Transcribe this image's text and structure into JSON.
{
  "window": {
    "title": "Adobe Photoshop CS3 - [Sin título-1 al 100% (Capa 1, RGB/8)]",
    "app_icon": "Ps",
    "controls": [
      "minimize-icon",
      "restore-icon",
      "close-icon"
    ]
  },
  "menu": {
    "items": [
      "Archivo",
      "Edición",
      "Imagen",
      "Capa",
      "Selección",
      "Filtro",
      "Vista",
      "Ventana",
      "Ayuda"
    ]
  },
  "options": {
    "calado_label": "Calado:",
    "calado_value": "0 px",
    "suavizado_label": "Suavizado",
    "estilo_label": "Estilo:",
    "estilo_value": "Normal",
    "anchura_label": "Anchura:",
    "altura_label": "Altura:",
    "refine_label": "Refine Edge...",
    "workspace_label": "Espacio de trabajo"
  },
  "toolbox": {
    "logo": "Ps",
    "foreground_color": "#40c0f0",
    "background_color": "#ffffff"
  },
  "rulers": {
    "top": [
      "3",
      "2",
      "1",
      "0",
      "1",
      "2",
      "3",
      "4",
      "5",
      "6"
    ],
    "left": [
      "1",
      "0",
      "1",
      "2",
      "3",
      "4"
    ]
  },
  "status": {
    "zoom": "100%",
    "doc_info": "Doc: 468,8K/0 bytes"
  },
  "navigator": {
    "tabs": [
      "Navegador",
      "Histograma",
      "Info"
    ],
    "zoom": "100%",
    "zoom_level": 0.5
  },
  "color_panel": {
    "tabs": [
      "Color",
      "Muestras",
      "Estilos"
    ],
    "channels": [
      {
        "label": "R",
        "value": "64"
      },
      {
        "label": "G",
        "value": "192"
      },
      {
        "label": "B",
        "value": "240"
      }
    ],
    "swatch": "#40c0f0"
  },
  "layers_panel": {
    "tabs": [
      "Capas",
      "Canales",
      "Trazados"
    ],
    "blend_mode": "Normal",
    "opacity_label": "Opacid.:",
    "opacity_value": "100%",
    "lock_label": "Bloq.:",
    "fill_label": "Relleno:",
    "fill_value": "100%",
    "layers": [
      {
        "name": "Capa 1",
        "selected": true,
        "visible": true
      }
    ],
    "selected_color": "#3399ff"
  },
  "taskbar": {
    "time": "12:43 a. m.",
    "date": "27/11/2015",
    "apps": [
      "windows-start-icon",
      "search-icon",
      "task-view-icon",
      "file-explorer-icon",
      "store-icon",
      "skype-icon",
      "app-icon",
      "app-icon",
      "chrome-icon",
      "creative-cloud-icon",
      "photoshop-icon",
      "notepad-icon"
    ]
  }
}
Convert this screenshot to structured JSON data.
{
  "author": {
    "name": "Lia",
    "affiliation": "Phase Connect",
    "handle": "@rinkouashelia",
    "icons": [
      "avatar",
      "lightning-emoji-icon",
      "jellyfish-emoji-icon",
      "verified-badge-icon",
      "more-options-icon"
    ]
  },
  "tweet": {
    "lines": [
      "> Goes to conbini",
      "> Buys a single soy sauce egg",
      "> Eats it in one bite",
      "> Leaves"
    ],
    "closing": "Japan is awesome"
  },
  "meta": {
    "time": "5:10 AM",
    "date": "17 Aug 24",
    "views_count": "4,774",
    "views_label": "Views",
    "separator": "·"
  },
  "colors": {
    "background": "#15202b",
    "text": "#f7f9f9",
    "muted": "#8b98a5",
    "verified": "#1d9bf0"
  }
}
• • • •
# TASK OBJECTIVE
From the listing above, collect each line in which the string "emoji" appears.

# TASK OUTPUT
      "lightning-emoji-icon",
      "jellyfish-emoji-icon",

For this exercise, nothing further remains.